Aim of the exercise:
Make an exact copy of the records, dropping all pictures.

Stored entries:
####
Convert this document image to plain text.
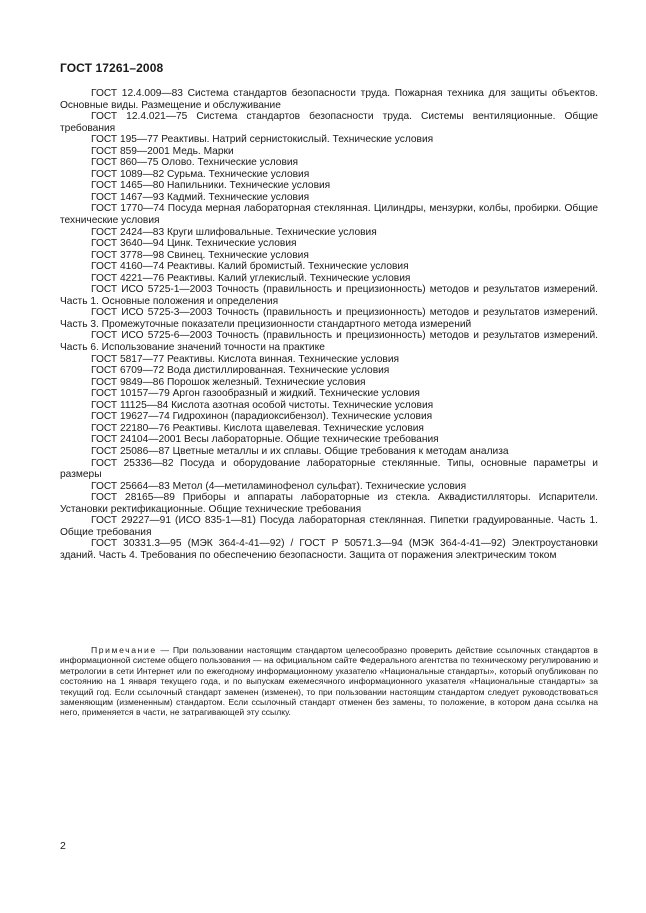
ГОСТ 17261–2008

ГОСТ 12.4.009—83 Система стандартов безопасности труда. Пожарная техника для защиты объектов. Основные виды. Размещение и обслуживание

ГОСТ 12.4.021—75 Система стандартов безопасности труда. Системы вентиляционные. Общие требования

ГОСТ 195—77 Реактивы. Натрий сернистокислый. Технические условия

ГОСТ 859—2001 Медь. Марки

ГОСТ 860—75 Олово. Технические условия

ГОСТ 1089—82 Сурьма. Технические условия

ГОСТ 1465—80 Напильники. Технические условия

ГОСТ 1467—93 Кадмий. Технические условия

ГОСТ 1770—74 Посуда мерная лабораторная стеклянная. Цилиндры, мензурки, колбы, пробирки. Общие технические условия

ГОСТ 2424—83 Круги шлифовальные. Технические условия

ГОСТ 3640—94 Цинк. Технические условия

ГОСТ 3778—98 Свинец. Технические условия

ГОСТ 4160—74 Реактивы. Калий бромистый. Технические условия

ГОСТ 4221—76 Реактивы. Калий углекислый. Технические условия

ГОСТ ИСО 5725-1—2003 Точность (правильность и прецизионность) методов и результатов измерений. Часть 1. Основные положения и определения

ГОСТ ИСО 5725-3—2003 Точность (правильность и прецизионность) методов и результатов измерений. Часть 3. Промежуточные показатели прецизионности стандартного метода измерений

ГОСТ ИСО 5725-6—2003 Точность (правильность и прецизионность) методов и результатов измерений. Часть 6. Использование значений точности на практике

ГОСТ 5817—77 Реактивы. Кислота винная. Технические условия

ГОСТ 6709—72 Вода дистиллированная. Технические условия

ГОСТ 9849—86 Порошок железный. Технические условия

ГОСТ 10157—79 Аргон газообразный и жидкий. Технические условия

ГОСТ 11125—84 Кислота азотная особой чистоты. Технические условия

ГОСТ 19627—74 Гидрохинон (парадиоксибензол). Технические условия

ГОСТ 22180—76 Реактивы. Кислота щавелевая. Технические условия

ГОСТ 24104—2001 Весы лабораторные. Общие технические требования

ГОСТ 25086—87 Цветные металлы и их сплавы. Общие требования к методам анализа

ГОСТ 25336—82 Посуда и оборудование лабораторные стеклянные. Типы, основные параметры и размеры

ГОСТ 25664—83 Метол (4—метиламинофенол сульфат). Технические условия

ГОСТ 28165—89 Приборы и аппараты лабораторные из стекла. Аквадистилляторы. Испарители. Установки ректификационные. Общие технические требования

ГОСТ 29227—91 (ИСО 835-1—81) Посуда лабораторная стеклянная. Пипетки градуированные. Часть 1. Общие требования

ГОСТ 30331.3—95 (МЭК 364-4-41—92) / ГОСТ Р 50571.3—94 (МЭК 364-4-41—92) Электроустановки зданий. Часть 4. Требования по обеспечению безопасности. Защита от поражения электрическим током

Примечание — При пользовании настоящим стандартом целесообразно проверить действие ссылочных стандартов в информационной системе общего пользования — на официальном сайте Федерального агентства по техническому регулированию и метрологии в сети Интернет или по ежегодному информационному указателю «Национальные стандарты», который опубликован по состоянию на 1 января текущего года, и по выпускам ежемесячного информационного указателя «Национальные стандарты» за текущий год. Если ссылочный стандарт заменен (изменен), то при пользовании настоящим стандартом следует руководствоваться заменяющим (измененным) стандартом. Если ссылочный стандарт отменен без замены, то положение, в котором дана ссылка на него, применяется в части, не затрагивающей эту ссылку.

2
####
Answer to the problem:
Convert this document image to plain text.
ГОСТ 17261–2008

ГОСТ 12.4.009—83 Система стандартов безопасности труда. Пожарная техника для защиты объектов. Основные виды. Размещение и обслуживание

ГОСТ 12.4.021—75 Система стандартов безопасности труда. Системы вентиляционные. Общие требования

ГОСТ 195—77 Реактивы. Натрий сернистокислый. Технические условия

ГОСТ 859—2001 Медь. Марки

ГОСТ 860—75 Олово. Технические условия

ГОСТ 1089—82 Сурьма. Технические условия

ГОСТ 1465—80 Напильники. Технические условия

ГОСТ 1467—93 Кадмий. Технические условия

ГОСТ 1770—74 Посуда мерная лабораторная стеклянная. Цилиндры, мензурки, колбы, пробирки. Общие технические условия

ГОСТ 2424—83 Круги шлифовальные. Технические условия

ГОСТ 3640—94 Цинк. Технические условия

ГОСТ 3778—98 Свинец. Технические условия

ГОСТ 4160—74 Реактивы. Калий бромистый. Технические условия

ГОСТ 4221—76 Реактивы. Калий углекислый. Технические условия

ГОСТ ИСО 5725-1—2003 Точность (правильность и прецизионность) методов и результатов измерений. Часть 1. Основные положения и определения

ГОСТ ИСО 5725-3—2003 Точность (правильность и прецизионность) методов и результатов измерений. Часть 3. Промежуточные показатели прецизионности стандартного метода измерений

ГОСТ ИСО 5725-6—2003 Точность (правильность и прецизионность) методов и результатов измерений. Часть 6. Использование значений точности на практике

ГОСТ 5817—77 Реактивы. Кислота винная. Технические условия

ГОСТ 6709—72 Вода дистиллированная. Технические условия

ГОСТ 9849—86 Порошок железный. Технические условия

ГОСТ 10157—79 Аргон газообразный и жидкий. Технические условия

ГОСТ 11125—84 Кислота азотная особой чистоты. Технические условия

ГОСТ 19627—74 Гидрохинон (парадиоксибензол). Технические условия

ГОСТ 22180—76 Реактивы. Кислота щавелевая. Технические условия

ГОСТ 24104—2001 Весы лабораторные. Общие технические требования

ГОСТ 25086—87 Цветные металлы и их сплавы. Общие требования к методам анализа

ГОСТ 25336—82 Посуда и оборудование лабораторные стеклянные. Типы, основные параметры и размеры

ГОСТ 25664—83 Метол (4—метиламинофенол сульфат). Технические условия

ГОСТ 28165—89 Приборы и аппараты лабораторные из стекла. Аквадистилляторы. Испарители. Установки ректификационные. Общие технические требования

ГОСТ 29227—91 (ИСО 835-1—81) Посуда лабораторная стеклянная. Пипетки градуированные. Часть 1. Общие требования

ГОСТ 30331.3—95 (МЭК 364-4-41—92) / ГОСТ Р 50571.3—94 (МЭК 364-4-41—92) Электроустановки зданий. Часть 4. Требования по обеспечению безопасности. Защита от поражения электрическим током

Примечание — При пользовании настоящим стандартом целесообразно проверить действие ссылочных стандартов в информационной системе общего пользования — на официальном сайте Федерального агентства по техническому регулированию и метрологии в сети Интернет или по ежегодному информационному указателю «Национальные стандарты», который опубликован по состоянию на 1 января текущего года, и по выпускам ежемесячного информационного указателя «Национальные стандарты» за текущий год. Если ссылочный стандарт заменен (изменен), то при пользовании настоящим стандартом следует руководствоваться заменяющим (измененным) стандартом. Если ссылочный стандарт отменен без замены, то положение, в котором дана ссылка на него, применяется в части, не затрагивающей эту ссылку.

2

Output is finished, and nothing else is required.